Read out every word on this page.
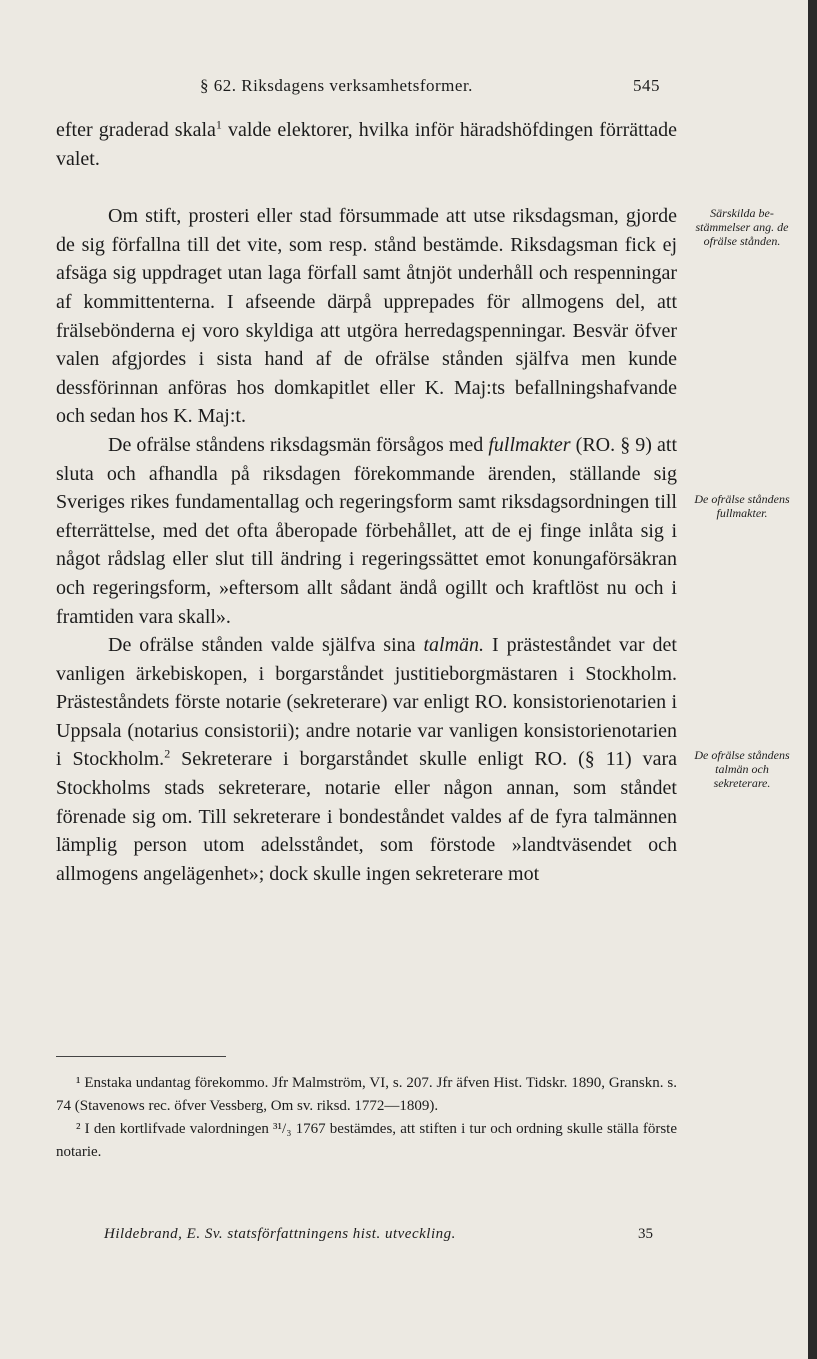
§ 62. Riksdagens verksamhetsformer.	545

efter graderad skala$^1$ valde elektorer, hvilka inför häradshöfdingen förrättade valet.

Om stift, prosteri eller stad försummade att utse riksdagsman, gjorde de sig förfallna till det vite, som resp. stånd bestämde. Riksdagsman fick ej afsäga sig uppdraget utan laga förfall samt åtnjöt underhåll och respenningar af kommittenterna. I afseende därpå upprepades för allmogens del, att frälsebönderna ej voro skyldiga att utgöra herredagspenningar. Besvär öfver valen afgjordes i sista hand af de ofrälse stånden själfva men kunde dessförinnan anföras hos domkapitlet eller K. Maj:ts befallningshafvande och sedan hos K. Maj:t.

De ofrälse ståndens riksdagsmän försågos med fullmakter (RO. § 9) att sluta och afhandla på riksdagen förekommande ärenden, ställande sig Sveriges rikes fundamentallag och regeringsform samt riksdagsordningen till efterrättelse, med det ofta åberopade förbehållet, att de ej finge inlåta sig i något rådslag eller slut till ändring i regeringssättet emot konungaförsäkran och regeringsform, »eftersom allt sådant ändå ogillt och kraftlöst nu och i framtiden vara skall».

De ofrälse stånden valde själfva sina talmän. I prästeståndet var det vanligen ärkebiskopen, i borgarståndet justitieborgmästaren i Stockholm. Prästeståndets förste notarie (sekreterare) var enligt RO. konsistorienotarien i Uppsala (notarius consistorii); andre notarie var vanligen konsistorienotarien i Stockholm.$^2$ Sekreterare i borgarståndet skulle enligt RO. (§ 11) vara Stockholms stads sekreterare, notarie eller någon annan, som ståndet förenade sig om. Till sekreterare i bondeståndet valdes af de fyra talmännen lämplig person utom adelsståndet, som förstode »landtväsendet och allmogens angelägenhet»; dock skulle ingen sekreterare mot

Särskilda bestämmelser ang. de ofrälse stånden.
De ofrälse ståndens fullmakter.
De ofrälse ståndens talmän och sekreterare.

¹ Enstaka undantag förekommo. Jfr Malmström, VI, s. 207. Jfr äfven Hist. Tidskr. 1890, Granskn. s. 74 (Stavenows rec. öfver Vessberg, Om sv. riksd. 1772—1809).

² I den kortlifvade valordningen ³¹/₃ 1767 bestämdes, att stiften i tur och ordning skulle ställa förste notarie.

Hildebrand, E. Sv. statsförfattningens hist. utveckling.	35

◆ What is being asked ◆
Without the pictures, print the records in full, exactly as they appear.

◆ Task response ◆
Read out every word on this page.
§ 62. Riksdagens verksamhetsformer.	545

efter graderad skala$^1$ valde elektorer, hvilka inför häradshöfdingen förrättade valet.

Om stift, prosteri eller stad försummade att utse riksdagsman, gjorde de sig förfallna till det vite, som resp. stånd bestämde. Riksdagsman fick ej afsäga sig uppdraget utan laga förfall samt åtnjöt underhåll och respenningar af kommittenterna. I afseende därpå upprepades för allmogens del, att frälsebönderna ej voro skyldiga att utgöra herredagspenningar. Besvär öfver valen afgjordes i sista hand af de ofrälse stånden själfva men kunde dessförinnan anföras hos domkapitlet eller K. Maj:ts befallningshafvande och sedan hos K. Maj:t.

De ofrälse ståndens riksdagsmän försågos med fullmakter (RO. § 9) att sluta och afhandla på riksdagen förekommande ärenden, ställande sig Sveriges rikes fundamentallag och regeringsform samt riksdagsordningen till efterrättelse, med det ofta åberopade förbehållet, att de ej finge inlåta sig i något rådslag eller slut till ändring i regeringssättet emot konungaförsäkran och regeringsform, »eftersom allt sådant ändå ogillt och kraftlöst nu och i framtiden vara skall».

De ofrälse stånden valde själfva sina talmän. I prästeståndet var det vanligen ärkebiskopen, i borgarståndet justitieborgmästaren i Stockholm. Prästeståndets förste notarie (sekreterare) var enligt RO. konsistorienotarien i Uppsala (notarius consistorii); andre notarie var vanligen konsistorienotarien i Stockholm.$^2$ Sekreterare i borgarståndet skulle enligt RO. (§ 11) vara Stockholms stads sekreterare, notarie eller någon annan, som ståndet förenade sig om. Till sekreterare i bondeståndet valdes af de fyra talmännen lämplig person utom adelsståndet, som förstode »landtväsendet och allmogens angelägenhet»; dock skulle ingen sekreterare mot

Särskilda bestämmelser ang. de ofrälse stånden.
De ofrälse ståndens fullmakter.
De ofrälse ståndens talmän och sekreterare.

¹ Enstaka undantag förekommo. Jfr Malmström, VI, s. 207. Jfr äfven Hist. Tidskr. 1890, Granskn. s. 74 (Stavenows rec. öfver Vessberg, Om sv. riksd. 1772—1809).

² I den kortlifvade valordningen ³¹/₃ 1767 bestämdes, att stiften i tur och ordning skulle ställa förste notarie.

Hildebrand, E. Sv. statsförfattningens hist. utveckling.	35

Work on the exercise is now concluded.